STATED TASK: Take the line that contains "Serialize everything readable" as the first line and the final line of the records as the last; return exactly those lines and the lines between.

RECORDS SUPPLIED:
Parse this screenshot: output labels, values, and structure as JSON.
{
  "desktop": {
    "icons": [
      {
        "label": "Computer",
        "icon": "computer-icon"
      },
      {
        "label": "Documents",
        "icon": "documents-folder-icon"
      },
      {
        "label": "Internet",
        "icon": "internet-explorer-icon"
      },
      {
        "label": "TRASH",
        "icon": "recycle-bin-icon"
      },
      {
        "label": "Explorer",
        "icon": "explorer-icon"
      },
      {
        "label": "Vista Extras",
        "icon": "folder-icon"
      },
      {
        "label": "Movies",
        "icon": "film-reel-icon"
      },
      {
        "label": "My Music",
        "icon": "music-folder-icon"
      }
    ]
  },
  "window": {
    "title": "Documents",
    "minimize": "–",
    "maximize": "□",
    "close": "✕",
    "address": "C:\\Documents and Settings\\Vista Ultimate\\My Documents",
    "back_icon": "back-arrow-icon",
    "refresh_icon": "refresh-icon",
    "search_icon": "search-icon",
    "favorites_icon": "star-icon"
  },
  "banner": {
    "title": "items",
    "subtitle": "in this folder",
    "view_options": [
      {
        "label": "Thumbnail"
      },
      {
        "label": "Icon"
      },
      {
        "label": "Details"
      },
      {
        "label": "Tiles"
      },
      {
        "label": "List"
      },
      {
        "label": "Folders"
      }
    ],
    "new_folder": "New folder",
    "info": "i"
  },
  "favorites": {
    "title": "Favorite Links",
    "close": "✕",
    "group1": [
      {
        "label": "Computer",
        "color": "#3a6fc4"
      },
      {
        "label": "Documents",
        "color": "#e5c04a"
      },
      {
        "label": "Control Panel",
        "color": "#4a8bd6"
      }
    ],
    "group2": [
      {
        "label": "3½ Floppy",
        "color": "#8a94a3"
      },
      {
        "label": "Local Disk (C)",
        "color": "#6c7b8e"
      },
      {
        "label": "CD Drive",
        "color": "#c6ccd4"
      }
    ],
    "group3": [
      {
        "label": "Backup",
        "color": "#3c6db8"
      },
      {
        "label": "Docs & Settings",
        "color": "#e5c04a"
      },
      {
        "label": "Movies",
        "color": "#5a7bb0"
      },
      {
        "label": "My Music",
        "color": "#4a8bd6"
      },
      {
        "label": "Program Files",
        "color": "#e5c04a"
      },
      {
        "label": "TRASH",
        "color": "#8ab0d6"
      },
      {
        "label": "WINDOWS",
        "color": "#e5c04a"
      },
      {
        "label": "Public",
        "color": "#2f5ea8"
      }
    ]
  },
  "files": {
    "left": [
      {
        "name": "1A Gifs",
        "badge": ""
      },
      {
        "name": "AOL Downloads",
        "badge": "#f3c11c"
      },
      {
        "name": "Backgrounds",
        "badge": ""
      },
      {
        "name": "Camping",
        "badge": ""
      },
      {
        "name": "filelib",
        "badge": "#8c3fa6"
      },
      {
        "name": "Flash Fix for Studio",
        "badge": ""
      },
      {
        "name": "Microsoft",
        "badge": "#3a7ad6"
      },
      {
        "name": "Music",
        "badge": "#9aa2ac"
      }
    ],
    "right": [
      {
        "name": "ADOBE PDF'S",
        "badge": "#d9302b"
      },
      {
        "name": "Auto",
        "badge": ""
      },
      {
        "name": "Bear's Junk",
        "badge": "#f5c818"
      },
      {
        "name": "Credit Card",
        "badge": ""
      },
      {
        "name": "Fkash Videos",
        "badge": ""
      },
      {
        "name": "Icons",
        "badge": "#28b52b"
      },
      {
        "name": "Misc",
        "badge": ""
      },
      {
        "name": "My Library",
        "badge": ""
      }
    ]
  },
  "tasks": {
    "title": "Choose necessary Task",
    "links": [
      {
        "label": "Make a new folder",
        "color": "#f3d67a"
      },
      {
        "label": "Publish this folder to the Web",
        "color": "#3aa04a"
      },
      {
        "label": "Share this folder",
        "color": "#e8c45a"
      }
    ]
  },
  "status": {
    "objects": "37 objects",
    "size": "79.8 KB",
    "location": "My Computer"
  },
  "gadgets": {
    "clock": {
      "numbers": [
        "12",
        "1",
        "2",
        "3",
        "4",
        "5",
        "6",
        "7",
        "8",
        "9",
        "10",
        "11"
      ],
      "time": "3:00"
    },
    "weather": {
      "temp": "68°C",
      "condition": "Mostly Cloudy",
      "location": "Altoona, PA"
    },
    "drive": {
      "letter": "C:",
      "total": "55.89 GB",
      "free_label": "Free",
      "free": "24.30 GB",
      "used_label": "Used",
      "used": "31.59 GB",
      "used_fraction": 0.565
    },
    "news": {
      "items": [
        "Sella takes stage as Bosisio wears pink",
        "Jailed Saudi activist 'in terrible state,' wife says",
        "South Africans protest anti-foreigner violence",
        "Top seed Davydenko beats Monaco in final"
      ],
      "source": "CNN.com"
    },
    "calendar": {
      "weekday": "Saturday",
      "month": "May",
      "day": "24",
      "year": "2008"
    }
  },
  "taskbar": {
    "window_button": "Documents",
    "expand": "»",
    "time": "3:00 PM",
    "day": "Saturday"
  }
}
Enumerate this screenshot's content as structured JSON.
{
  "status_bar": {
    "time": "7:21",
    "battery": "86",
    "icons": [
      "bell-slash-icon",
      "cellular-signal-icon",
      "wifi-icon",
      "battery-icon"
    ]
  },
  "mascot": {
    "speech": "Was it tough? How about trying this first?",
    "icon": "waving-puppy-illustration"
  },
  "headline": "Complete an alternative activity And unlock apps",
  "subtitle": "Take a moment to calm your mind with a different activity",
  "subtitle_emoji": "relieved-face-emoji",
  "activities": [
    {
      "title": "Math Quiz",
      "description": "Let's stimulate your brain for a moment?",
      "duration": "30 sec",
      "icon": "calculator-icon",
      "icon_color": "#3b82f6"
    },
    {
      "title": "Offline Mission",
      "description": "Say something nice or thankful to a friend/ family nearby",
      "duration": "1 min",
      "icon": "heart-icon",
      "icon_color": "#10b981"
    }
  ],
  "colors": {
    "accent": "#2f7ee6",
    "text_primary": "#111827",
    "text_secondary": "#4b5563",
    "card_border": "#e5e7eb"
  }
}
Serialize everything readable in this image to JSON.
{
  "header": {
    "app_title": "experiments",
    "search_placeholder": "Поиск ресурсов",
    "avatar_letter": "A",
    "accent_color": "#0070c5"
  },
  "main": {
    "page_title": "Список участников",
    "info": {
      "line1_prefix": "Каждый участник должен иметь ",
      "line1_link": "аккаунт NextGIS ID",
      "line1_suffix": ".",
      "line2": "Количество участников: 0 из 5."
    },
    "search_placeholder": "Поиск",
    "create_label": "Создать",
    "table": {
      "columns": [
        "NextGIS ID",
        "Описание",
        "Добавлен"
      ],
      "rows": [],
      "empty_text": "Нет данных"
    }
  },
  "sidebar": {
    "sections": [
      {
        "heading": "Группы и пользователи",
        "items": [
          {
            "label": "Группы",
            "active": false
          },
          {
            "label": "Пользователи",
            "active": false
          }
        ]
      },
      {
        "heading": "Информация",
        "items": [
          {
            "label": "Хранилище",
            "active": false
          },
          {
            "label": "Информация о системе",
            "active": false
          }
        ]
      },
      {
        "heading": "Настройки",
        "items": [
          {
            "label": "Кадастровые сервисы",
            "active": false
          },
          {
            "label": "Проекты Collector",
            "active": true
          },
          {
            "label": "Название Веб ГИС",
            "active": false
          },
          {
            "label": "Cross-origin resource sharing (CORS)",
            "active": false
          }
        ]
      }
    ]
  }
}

CORRECT RESPONSE:
Serialize everything readable in this image to JSON.
{
  "header": {
    "app_title": "experiments",
    "search_placeholder": "Поиск ресурсов",
    "avatar_letter": "A",
    "accent_color": "#0070c5"
  },
  "main": {
    "page_title": "Список участников",
    "info": {
      "line1_prefix": "Каждый участник должен иметь ",
      "line1_link": "аккаунт NextGIS ID",
      "line1_suffix": ".",
      "line2": "Количество участников: 0 из 5."
    },
    "search_placeholder": "Поиск",
    "create_label": "Создать",
    "table": {
      "columns": [
        "NextGIS ID",
        "Описание",
        "Добавлен"
      ],
      "rows": [],
      "empty_text": "Нет данных"
    }
  },
  "sidebar": {
    "sections": [
      {
        "heading": "Группы и пользователи",
        "items": [
          {
            "label": "Группы",
            "active": false
          },
          {
            "label": "Пользователи",
            "active": false
          }
        ]
      },
      {
        "heading": "Информация",
        "items": [
          {
            "label": "Хранилище",
            "active": false
          },
          {
            "label": "Информация о системе",
            "active": false
          }
        ]
      },
      {
        "heading": "Настройки",
        "items": [
          {
            "label": "Кадастровые сервисы",
            "active": false
          },
          {
            "label": "Проекты Collector",
            "active": true
          },
          {
            "label": "Название Веб ГИС",
            "active": false
          },
          {
            "label": "Cross-origin resource sharing (CORS)",
            "active": false
          }
        ]
      }
    ]
  }
}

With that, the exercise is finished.